*WHAT THE TASK REQUIRES*.
Transcribe all of the records precisely as they are presented.

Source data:
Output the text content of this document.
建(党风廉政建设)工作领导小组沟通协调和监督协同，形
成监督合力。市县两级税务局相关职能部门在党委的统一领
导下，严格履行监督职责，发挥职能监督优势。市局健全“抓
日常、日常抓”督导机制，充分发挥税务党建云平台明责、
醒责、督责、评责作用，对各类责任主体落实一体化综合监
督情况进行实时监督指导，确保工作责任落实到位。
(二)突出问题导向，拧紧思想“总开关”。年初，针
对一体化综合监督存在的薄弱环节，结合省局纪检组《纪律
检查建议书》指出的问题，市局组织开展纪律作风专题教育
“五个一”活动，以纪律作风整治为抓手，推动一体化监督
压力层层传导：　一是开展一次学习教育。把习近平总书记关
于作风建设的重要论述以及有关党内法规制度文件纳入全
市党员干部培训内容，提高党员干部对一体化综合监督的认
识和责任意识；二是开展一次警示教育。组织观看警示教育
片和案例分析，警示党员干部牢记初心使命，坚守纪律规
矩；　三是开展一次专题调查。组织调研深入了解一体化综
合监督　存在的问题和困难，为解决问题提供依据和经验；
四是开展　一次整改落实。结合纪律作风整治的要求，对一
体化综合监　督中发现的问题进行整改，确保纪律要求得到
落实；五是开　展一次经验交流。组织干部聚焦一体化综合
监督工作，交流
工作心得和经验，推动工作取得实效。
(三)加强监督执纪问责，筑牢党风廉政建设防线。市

*IN RESPONSE*.
Output the text content of this document.
建(党风廉政建设)工作领导小组沟通协调和监督协同，形
成监督合力。市县两级税务局相关职能部门在党委的统一领
导下，严格履行监督职责，发挥职能监督优势。市局健全“抓
日常、日常抓”督导机制，充分发挥税务党建云平台明责、
醒责、督责、评责作用，对各类责任主体落实一体化综合监
督情况进行实时监督指导，确保工作责任落实到位。
(二)突出问题导向，拧紧思想“总开关”。年初，针
对一体化综合监督存在的薄弱环节，结合省局纪检组《纪律
检查建议书》指出的问题，市局组织开展纪律作风专题教育
“五个一”活动，以纪律作风整治为抓手，推动一体化监督
压力层层传导：　一是开展一次学习教育。把习近平总书记关
于作风建设的重要论述以及有关党内法规制度文件纳入全
市党员干部培训内容，提高党员干部对一体化综合监督的认
识和责任意识；二是开展一次警示教育。组织观看警示教育
片和案例分析，警示党员干部牢记初心使命，坚守纪律规
矩；　三是开展一次专题调查。组织调研深入了解一体化综
合监督　存在的问题和困难，为解决问题提供依据和经验；
四是开展　一次整改落实。结合纪律作风整治的要求，对一
体化综合监　督中发现的问题进行整改，确保纪律要求得到
落实；五是开　展一次经验交流。组织干部聚焦一体化综合
监督工作，交流
工作心得和经验，推动工作取得实效。
(三)加强监督执纪问责，筑牢党风廉政建设防线。市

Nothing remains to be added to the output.